=== SET TASK ===
Your task is to write out the lines from the line containing "Transcribe the text in this document." through the last line of the material, exactly.

Data records
····················

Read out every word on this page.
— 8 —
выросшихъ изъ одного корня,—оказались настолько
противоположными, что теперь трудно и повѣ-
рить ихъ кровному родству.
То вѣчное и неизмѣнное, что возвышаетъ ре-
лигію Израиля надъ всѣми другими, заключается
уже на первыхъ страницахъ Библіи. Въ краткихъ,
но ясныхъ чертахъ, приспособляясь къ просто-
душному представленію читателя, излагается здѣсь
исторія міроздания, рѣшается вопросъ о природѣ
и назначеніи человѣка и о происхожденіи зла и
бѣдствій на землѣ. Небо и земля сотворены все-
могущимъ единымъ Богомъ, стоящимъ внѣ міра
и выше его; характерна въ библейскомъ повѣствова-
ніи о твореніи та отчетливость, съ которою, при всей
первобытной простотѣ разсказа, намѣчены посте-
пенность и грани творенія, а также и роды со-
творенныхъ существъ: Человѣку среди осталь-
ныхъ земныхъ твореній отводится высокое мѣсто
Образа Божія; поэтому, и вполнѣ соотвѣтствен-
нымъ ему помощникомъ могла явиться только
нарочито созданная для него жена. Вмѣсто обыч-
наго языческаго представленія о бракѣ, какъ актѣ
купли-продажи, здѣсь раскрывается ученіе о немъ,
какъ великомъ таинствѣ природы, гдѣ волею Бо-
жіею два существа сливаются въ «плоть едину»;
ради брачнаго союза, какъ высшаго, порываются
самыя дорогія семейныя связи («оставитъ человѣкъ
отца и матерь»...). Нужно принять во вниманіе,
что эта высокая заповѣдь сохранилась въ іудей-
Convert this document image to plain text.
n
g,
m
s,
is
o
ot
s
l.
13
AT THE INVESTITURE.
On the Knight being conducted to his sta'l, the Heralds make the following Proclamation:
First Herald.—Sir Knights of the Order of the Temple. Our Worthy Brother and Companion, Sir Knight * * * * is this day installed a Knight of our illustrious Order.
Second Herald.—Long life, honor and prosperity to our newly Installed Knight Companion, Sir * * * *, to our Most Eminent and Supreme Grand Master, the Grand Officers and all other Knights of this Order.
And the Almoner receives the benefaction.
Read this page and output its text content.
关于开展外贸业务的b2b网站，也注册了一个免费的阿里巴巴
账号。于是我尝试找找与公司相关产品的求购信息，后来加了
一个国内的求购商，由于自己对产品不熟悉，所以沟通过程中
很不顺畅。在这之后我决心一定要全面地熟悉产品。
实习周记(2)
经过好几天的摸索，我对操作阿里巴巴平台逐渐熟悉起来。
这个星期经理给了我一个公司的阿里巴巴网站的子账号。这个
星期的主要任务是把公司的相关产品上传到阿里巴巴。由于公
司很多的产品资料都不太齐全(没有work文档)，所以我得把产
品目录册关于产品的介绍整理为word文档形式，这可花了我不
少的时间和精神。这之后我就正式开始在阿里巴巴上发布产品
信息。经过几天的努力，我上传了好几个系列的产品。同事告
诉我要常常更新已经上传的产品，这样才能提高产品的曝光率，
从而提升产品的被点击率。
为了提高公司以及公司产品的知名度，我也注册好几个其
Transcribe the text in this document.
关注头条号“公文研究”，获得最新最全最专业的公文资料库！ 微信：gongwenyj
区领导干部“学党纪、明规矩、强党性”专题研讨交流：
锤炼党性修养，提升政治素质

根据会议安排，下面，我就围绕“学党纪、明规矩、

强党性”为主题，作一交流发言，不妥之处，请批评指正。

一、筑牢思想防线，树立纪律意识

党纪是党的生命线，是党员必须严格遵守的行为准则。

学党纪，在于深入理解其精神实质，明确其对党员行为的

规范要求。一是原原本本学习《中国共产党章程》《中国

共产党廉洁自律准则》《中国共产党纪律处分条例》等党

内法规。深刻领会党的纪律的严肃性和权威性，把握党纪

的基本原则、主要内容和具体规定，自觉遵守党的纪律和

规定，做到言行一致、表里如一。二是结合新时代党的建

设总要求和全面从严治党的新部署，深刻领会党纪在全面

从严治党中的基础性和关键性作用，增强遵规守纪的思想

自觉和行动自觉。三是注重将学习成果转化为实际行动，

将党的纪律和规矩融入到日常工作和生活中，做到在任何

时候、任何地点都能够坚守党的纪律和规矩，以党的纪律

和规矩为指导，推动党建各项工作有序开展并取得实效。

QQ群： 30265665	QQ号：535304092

····················

=== TASK ANSWER ===
Transcribe the text in this document.
关注头条号“公文研究”，获得最新最全最专业的公文资料库！ 微信：gongwenyj
区领导干部“学党纪、明规矩、强党性”专题研讨交流：
锤炼党性修养，提升政治素质

根据会议安排，下面，我就围绕“学党纪、明规矩、

强党性”为主题，作一交流发言，不妥之处，请批评指正。

一、筑牢思想防线，树立纪律意识

党纪是党的生命线，是党员必须严格遵守的行为准则。

学党纪，在于深入理解其精神实质，明确其对党员行为的

规范要求。一是原原本本学习《中国共产党章程》《中国

共产党廉洁自律准则》《中国共产党纪律处分条例》等党

内法规。深刻领会党的纪律的严肃性和权威性，把握党纪

的基本原则、主要内容和具体规定，自觉遵守党的纪律和

规定，做到言行一致、表里如一。二是结合新时代党的建

设总要求和全面从严治党的新部署，深刻领会党纪在全面

从严治党中的基础性和关键性作用，增强遵规守纪的思想

自觉和行动自觉。三是注重将学习成果转化为实际行动，

将党的纪律和规矩融入到日常工作和生活中，做到在任何

时候、任何地点都能够坚守党的纪律和规矩，以党的纪律

和规矩为指导，推动党建各项工作有序开展并取得实效。

QQ群： 30265665	QQ号：535304092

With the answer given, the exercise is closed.